[Stored data entries]
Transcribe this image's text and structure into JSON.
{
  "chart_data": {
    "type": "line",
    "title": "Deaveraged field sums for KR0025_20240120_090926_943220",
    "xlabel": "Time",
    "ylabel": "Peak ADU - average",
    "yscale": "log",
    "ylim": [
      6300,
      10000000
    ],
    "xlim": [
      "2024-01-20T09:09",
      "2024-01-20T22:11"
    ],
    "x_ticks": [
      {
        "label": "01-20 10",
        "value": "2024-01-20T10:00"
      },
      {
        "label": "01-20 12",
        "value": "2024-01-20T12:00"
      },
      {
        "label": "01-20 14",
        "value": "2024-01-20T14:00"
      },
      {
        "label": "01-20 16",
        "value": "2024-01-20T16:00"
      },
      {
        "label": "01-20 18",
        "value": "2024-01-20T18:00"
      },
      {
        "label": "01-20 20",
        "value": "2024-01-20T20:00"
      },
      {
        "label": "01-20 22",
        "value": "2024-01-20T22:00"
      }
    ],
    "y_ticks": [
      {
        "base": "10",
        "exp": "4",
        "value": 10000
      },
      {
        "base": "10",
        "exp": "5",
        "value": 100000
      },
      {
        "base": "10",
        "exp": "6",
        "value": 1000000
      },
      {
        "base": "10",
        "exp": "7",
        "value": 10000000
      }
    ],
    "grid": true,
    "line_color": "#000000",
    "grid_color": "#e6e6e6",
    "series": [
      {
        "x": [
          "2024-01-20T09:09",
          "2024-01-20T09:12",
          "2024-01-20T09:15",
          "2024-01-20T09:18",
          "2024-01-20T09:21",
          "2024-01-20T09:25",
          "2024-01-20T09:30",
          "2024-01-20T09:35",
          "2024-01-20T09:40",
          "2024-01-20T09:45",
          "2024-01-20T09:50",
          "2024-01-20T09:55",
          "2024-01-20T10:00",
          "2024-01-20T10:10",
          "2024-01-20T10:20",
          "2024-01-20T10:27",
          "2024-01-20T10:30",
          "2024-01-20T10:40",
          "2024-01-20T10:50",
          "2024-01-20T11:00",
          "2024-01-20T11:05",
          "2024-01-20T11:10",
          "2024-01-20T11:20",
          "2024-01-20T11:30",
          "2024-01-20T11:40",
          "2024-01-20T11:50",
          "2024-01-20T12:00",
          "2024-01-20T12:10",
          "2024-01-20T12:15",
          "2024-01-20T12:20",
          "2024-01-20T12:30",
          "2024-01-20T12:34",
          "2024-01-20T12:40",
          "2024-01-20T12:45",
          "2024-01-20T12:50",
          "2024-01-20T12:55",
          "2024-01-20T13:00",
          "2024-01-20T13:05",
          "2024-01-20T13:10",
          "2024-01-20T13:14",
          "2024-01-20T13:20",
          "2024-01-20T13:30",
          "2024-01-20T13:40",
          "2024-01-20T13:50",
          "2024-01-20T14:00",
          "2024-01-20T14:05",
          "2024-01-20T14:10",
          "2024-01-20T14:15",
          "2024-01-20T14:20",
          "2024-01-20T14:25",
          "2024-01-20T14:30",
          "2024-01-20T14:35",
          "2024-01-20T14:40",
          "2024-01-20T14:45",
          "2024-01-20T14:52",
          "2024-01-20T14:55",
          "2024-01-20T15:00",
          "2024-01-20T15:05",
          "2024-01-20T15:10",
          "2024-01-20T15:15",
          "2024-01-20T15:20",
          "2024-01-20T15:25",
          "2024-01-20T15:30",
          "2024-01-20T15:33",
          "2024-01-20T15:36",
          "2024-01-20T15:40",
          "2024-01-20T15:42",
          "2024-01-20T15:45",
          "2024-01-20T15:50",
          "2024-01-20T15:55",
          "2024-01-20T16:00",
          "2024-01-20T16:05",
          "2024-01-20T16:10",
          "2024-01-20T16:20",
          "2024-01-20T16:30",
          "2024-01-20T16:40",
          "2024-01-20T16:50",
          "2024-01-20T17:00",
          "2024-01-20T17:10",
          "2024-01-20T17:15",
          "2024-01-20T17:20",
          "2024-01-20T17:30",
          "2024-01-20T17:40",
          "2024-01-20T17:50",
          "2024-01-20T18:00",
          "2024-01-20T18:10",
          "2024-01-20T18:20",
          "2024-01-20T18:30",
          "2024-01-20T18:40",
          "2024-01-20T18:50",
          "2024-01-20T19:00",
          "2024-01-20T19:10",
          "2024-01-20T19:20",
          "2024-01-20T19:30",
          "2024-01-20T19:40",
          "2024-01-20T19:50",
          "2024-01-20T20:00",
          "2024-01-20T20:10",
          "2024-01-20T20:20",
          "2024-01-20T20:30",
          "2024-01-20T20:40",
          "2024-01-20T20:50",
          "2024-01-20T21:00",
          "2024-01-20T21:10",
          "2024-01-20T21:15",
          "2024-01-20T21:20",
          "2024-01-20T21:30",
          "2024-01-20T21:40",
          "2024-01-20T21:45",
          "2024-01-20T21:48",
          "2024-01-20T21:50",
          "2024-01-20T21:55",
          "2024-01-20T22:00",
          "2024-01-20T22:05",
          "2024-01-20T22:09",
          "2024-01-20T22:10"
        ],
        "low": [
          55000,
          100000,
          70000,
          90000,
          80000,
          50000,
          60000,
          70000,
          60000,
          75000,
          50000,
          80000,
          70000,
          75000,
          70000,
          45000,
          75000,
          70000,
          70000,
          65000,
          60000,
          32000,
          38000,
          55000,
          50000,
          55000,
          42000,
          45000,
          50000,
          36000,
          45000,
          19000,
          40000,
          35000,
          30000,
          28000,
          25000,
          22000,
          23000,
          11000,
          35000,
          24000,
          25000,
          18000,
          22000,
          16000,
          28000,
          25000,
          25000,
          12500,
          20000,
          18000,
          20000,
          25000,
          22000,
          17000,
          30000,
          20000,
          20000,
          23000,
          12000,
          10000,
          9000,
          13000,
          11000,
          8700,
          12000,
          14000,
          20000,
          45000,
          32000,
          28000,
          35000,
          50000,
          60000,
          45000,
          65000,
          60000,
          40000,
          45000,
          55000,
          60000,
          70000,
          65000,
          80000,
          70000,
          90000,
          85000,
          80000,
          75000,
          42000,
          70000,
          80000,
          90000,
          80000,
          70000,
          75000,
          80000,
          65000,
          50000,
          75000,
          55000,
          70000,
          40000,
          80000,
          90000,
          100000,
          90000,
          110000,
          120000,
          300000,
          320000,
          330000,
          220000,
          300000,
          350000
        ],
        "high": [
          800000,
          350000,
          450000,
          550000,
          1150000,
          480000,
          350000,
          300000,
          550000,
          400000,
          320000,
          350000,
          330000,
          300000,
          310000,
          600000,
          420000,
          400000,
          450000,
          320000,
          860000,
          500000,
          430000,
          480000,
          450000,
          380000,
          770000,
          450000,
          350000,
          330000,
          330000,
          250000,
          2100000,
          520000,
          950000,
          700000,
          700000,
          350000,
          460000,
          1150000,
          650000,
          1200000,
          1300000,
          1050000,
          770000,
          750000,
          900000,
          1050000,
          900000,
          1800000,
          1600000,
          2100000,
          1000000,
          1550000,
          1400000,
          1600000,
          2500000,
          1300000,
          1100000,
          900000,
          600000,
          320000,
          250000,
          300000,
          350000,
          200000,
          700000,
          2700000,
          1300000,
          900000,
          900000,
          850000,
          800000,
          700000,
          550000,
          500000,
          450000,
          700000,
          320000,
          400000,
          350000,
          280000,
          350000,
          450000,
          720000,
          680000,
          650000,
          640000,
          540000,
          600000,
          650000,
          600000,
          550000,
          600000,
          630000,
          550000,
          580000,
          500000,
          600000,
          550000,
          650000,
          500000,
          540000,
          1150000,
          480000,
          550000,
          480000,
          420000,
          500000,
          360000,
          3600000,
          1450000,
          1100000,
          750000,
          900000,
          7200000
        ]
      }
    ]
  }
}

◆ WORK REQUIRED
Repeat every record exactly as written, please.

◆ OUTPUT OF THE EXERCISE
Transcribe this image's text and structure into JSON.
{
  "chart_data": {
    "type": "line",
    "title": "Deaveraged field sums for KR0025_20240120_090926_943220",
    "xlabel": "Time",
    "ylabel": "Peak ADU - average",
    "yscale": "log",
    "ylim": [
      6300,
      10000000
    ],
    "xlim": [
      "2024-01-20T09:09",
      "2024-01-20T22:11"
    ],
    "x_ticks": [
      {
        "label": "01-20 10",
        "value": "2024-01-20T10:00"
      },
      {
        "label": "01-20 12",
        "value": "2024-01-20T12:00"
      },
      {
        "label": "01-20 14",
        "value": "2024-01-20T14:00"
      },
      {
        "label": "01-20 16",
        "value": "2024-01-20T16:00"
      },
      {
        "label": "01-20 18",
        "value": "2024-01-20T18:00"
      },
      {
        "label": "01-20 20",
        "value": "2024-01-20T20:00"
      },
      {
        "label": "01-20 22",
        "value": "2024-01-20T22:00"
      }
    ],
    "y_ticks": [
      {
        "base": "10",
        "exp": "4",
        "value": 10000
      },
      {
        "base": "10",
        "exp": "5",
        "value": 100000
      },
      {
        "base": "10",
        "exp": "6",
        "value": 1000000
      },
      {
        "base": "10",
        "exp": "7",
        "value": 10000000
      }
    ],
    "grid": true,
    "line_color": "#000000",
    "grid_color": "#e6e6e6",
    "series": [
      {
        "x": [
          "2024-01-20T09:09",
          "2024-01-20T09:12",
          "2024-01-20T09:15",
          "2024-01-20T09:18",
          "2024-01-20T09:21",
          "2024-01-20T09:25",
          "2024-01-20T09:30",
          "2024-01-20T09:35",
          "2024-01-20T09:40",
          "2024-01-20T09:45",
          "2024-01-20T09:50",
          "2024-01-20T09:55",
          "2024-01-20T10:00",
          "2024-01-20T10:10",
          "2024-01-20T10:20",
          "2024-01-20T10:27",
          "2024-01-20T10:30",
          "2024-01-20T10:40",
          "2024-01-20T10:50",
          "2024-01-20T11:00",
          "2024-01-20T11:05",
          "2024-01-20T11:10",
          "2024-01-20T11:20",
          "2024-01-20T11:30",
          "2024-01-20T11:40",
          "2024-01-20T11:50",
          "2024-01-20T12:00",
          "2024-01-20T12:10",
          "2024-01-20T12:15",
          "2024-01-20T12:20",
          "2024-01-20T12:30",
          "2024-01-20T12:34",
          "2024-01-20T12:40",
          "2024-01-20T12:45",
          "2024-01-20T12:50",
          "2024-01-20T12:55",
          "2024-01-20T13:00",
          "2024-01-20T13:05",
          "2024-01-20T13:10",
          "2024-01-20T13:14",
          "2024-01-20T13:20",
          "2024-01-20T13:30",
          "2024-01-20T13:40",
          "2024-01-20T13:50",
          "2024-01-20T14:00",
          "2024-01-20T14:05",
          "2024-01-20T14:10",
          "2024-01-20T14:15",
          "2024-01-20T14:20",
          "2024-01-20T14:25",
          "2024-01-20T14:30",
          "2024-01-20T14:35",
          "2024-01-20T14:40",
          "2024-01-20T14:45",
          "2024-01-20T14:52",
          "2024-01-20T14:55",
          "2024-01-20T15:00",
          "2024-01-20T15:05",
          "2024-01-20T15:10",
          "2024-01-20T15:15",
          "2024-01-20T15:20",
          "2024-01-20T15:25",
          "2024-01-20T15:30",
          "2024-01-20T15:33",
          "2024-01-20T15:36",
          "2024-01-20T15:40",
          "2024-01-20T15:42",
          "2024-01-20T15:45",
          "2024-01-20T15:50",
          "2024-01-20T15:55",
          "2024-01-20T16:00",
          "2024-01-20T16:05",
          "2024-01-20T16:10",
          "2024-01-20T16:20",
          "2024-01-20T16:30",
          "2024-01-20T16:40",
          "2024-01-20T16:50",
          "2024-01-20T17:00",
          "2024-01-20T17:10",
          "2024-01-20T17:15",
          "2024-01-20T17:20",
          "2024-01-20T17:30",
          "2024-01-20T17:40",
          "2024-01-20T17:50",
          "2024-01-20T18:00",
          "2024-01-20T18:10",
          "2024-01-20T18:20",
          "2024-01-20T18:30",
          "2024-01-20T18:40",
          "2024-01-20T18:50",
          "2024-01-20T19:00",
          "2024-01-20T19:10",
          "2024-01-20T19:20",
          "2024-01-20T19:30",
          "2024-01-20T19:40",
          "2024-01-20T19:50",
          "2024-01-20T20:00",
          "2024-01-20T20:10",
          "2024-01-20T20:20",
          "2024-01-20T20:30",
          "2024-01-20T20:40",
          "2024-01-20T20:50",
          "2024-01-20T21:00",
          "2024-01-20T21:10",
          "2024-01-20T21:15",
          "2024-01-20T21:20",
          "2024-01-20T21:30",
          "2024-01-20T21:40",
          "2024-01-20T21:45",
          "2024-01-20T21:48",
          "2024-01-20T21:50",
          "2024-01-20T21:55",
          "2024-01-20T22:00",
          "2024-01-20T22:05",
          "2024-01-20T22:09",
          "2024-01-20T22:10"
        ],
        "low": [
          55000,
          100000,
          70000,
          90000,
          80000,
          50000,
          60000,
          70000,
          60000,
          75000,
          50000,
          80000,
          70000,
          75000,
          70000,
          45000,
          75000,
          70000,
          70000,
          65000,
          60000,
          32000,
          38000,
          55000,
          50000,
          55000,
          42000,
          45000,
          50000,
          36000,
          45000,
          19000,
          40000,
          35000,
          30000,
          28000,
          25000,
          22000,
          23000,
          11000,
          35000,
          24000,
          25000,
          18000,
          22000,
          16000,
          28000,
          25000,
          25000,
          12500,
          20000,
          18000,
          20000,
          25000,
          22000,
          17000,
          30000,
          20000,
          20000,
          23000,
          12000,
          10000,
          9000,
          13000,
          11000,
          8700,
          12000,
          14000,
          20000,
          45000,
          32000,
          28000,
          35000,
          50000,
          60000,
          45000,
          65000,
          60000,
          40000,
          45000,
          55000,
          60000,
          70000,
          65000,
          80000,
          70000,
          90000,
          85000,
          80000,
          75000,
          42000,
          70000,
          80000,
          90000,
          80000,
          70000,
          75000,
          80000,
          65000,
          50000,
          75000,
          55000,
          70000,
          40000,
          80000,
          90000,
          100000,
          90000,
          110000,
          120000,
          300000,
          320000,
          330000,
          220000,
          300000,
          350000
        ],
        "high": [
          800000,
          350000,
          450000,
          550000,
          1150000,
          480000,
          350000,
          300000,
          550000,
          400000,
          320000,
          350000,
          330000,
          300000,
          310000,
          600000,
          420000,
          400000,
          450000,
          320000,
          860000,
          500000,
          430000,
          480000,
          450000,
          380000,
          770000,
          450000,
          350000,
          330000,
          330000,
          250000,
          2100000,
          520000,
          950000,
          700000,
          700000,
          350000,
          460000,
          1150000,
          650000,
          1200000,
          1300000,
          1050000,
          770000,
          750000,
          900000,
          1050000,
          900000,
          1800000,
          1600000,
          2100000,
          1000000,
          1550000,
          1400000,
          1600000,
          2500000,
          1300000,
          1100000,
          900000,
          600000,
          320000,
          250000,
          300000,
          350000,
          200000,
          700000,
          2700000,
          1300000,
          900000,
          900000,
          850000,
          800000,
          700000,
          550000,
          500000,
          450000,
          700000,
          320000,
          400000,
          350000,
          280000,
          350000,
          450000,
          720000,
          680000,
          650000,
          640000,
          540000,
          600000,
          650000,
          600000,
          550000,
          600000,
          630000,
          550000,
          580000,
          500000,
          600000,
          550000,
          650000,
          500000,
          540000,
          1150000,
          480000,
          550000,
          480000,
          420000,
          500000,
          360000,
          3600000,
          1450000,
          1100000,
          750000,
          900000,
          7200000
        ]
      }
    ]
  }
}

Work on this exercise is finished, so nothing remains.